* [RECORDS FOR PROCESSING]
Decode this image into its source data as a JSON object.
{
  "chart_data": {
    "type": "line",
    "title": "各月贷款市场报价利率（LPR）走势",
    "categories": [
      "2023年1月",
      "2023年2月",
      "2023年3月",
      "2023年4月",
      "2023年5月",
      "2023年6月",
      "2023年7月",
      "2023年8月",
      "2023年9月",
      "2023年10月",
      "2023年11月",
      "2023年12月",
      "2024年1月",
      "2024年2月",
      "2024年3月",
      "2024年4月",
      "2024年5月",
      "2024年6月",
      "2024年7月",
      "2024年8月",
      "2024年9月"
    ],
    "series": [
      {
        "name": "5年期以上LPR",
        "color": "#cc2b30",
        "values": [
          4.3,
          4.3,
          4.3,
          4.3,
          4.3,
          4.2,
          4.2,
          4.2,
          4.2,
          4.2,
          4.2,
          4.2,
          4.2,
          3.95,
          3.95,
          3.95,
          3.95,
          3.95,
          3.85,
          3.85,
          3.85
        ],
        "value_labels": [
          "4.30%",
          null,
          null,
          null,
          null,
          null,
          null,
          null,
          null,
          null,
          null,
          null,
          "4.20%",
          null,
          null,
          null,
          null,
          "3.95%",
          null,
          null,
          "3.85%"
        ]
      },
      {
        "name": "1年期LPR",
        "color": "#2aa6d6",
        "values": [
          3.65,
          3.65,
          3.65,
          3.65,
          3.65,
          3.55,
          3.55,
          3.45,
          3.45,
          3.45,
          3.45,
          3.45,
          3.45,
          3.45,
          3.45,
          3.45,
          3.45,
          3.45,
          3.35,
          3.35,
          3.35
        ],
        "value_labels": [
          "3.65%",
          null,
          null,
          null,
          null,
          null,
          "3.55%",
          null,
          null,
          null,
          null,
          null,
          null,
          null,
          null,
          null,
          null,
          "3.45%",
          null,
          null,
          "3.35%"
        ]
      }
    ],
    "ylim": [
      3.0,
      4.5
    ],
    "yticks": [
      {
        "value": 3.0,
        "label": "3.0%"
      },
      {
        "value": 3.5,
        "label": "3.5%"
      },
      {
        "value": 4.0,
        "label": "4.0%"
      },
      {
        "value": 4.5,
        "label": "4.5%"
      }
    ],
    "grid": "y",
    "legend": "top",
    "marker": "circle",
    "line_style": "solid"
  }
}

* [WHAT IS NEEDED] Return each entry from above without altering a single character.

* [SOLUTION FOR THIS TASK]
Decode this image into its source data as a JSON object.
{
  "chart_data": {
    "type": "line",
    "title": "各月贷款市场报价利率（LPR）走势",
    "categories": [
      "2023年1月",
      "2023年2月",
      "2023年3月",
      "2023年4月",
      "2023年5月",
      "2023年6月",
      "2023年7月",
      "2023年8月",
      "2023年9月",
      "2023年10月",
      "2023年11月",
      "2023年12月",
      "2024年1月",
      "2024年2月",
      "2024年3月",
      "2024年4月",
      "2024年5月",
      "2024年6月",
      "2024年7月",
      "2024年8月",
      "2024年9月"
    ],
    "series": [
      {
        "name": "5年期以上LPR",
        "color": "#cc2b30",
        "values": [
          4.3,
          4.3,
          4.3,
          4.3,
          4.3,
          4.2,
          4.2,
          4.2,
          4.2,
          4.2,
          4.2,
          4.2,
          4.2,
          3.95,
          3.95,
          3.95,
          3.95,
          3.95,
          3.85,
          3.85,
          3.85
        ],
        "value_labels": [
          "4.30%",
          null,
          null,
          null,
          null,
          null,
          null,
          null,
          null,
          null,
          null,
          null,
          "4.20%",
          null,
          null,
          null,
          null,
          "3.95%",
          null,
          null,
          "3.85%"
        ]
      },
      {
        "name": "1年期LPR",
        "color": "#2aa6d6",
        "values": [
          3.65,
          3.65,
          3.65,
          3.65,
          3.65,
          3.55,
          3.55,
          3.45,
          3.45,
          3.45,
          3.45,
          3.45,
          3.45,
          3.45,
          3.45,
          3.45,
          3.45,
          3.45,
          3.35,
          3.35,
          3.35
        ],
        "value_labels": [
          "3.65%",
          null,
          null,
          null,
          null,
          null,
          "3.55%",
          null,
          null,
          null,
          null,
          null,
          null,
          null,
          null,
          null,
          null,
          "3.45%",
          null,
          null,
          "3.35%"
        ]
      }
    ],
    "ylim": [
      3.0,
      4.5
    ],
    "yticks": [
      {
        "value": 3.0,
        "label": "3.0%"
      },
      {
        "value": 3.5,
        "label": "3.5%"
      },
      {
        "value": 4.0,
        "label": "4.0%"
      },
      {
        "value": 4.5,
        "label": "4.5%"
      }
    ],
    "grid": "y",
    "legend": "top",
    "marker": "circle",
    "line_style": "solid"
  }
}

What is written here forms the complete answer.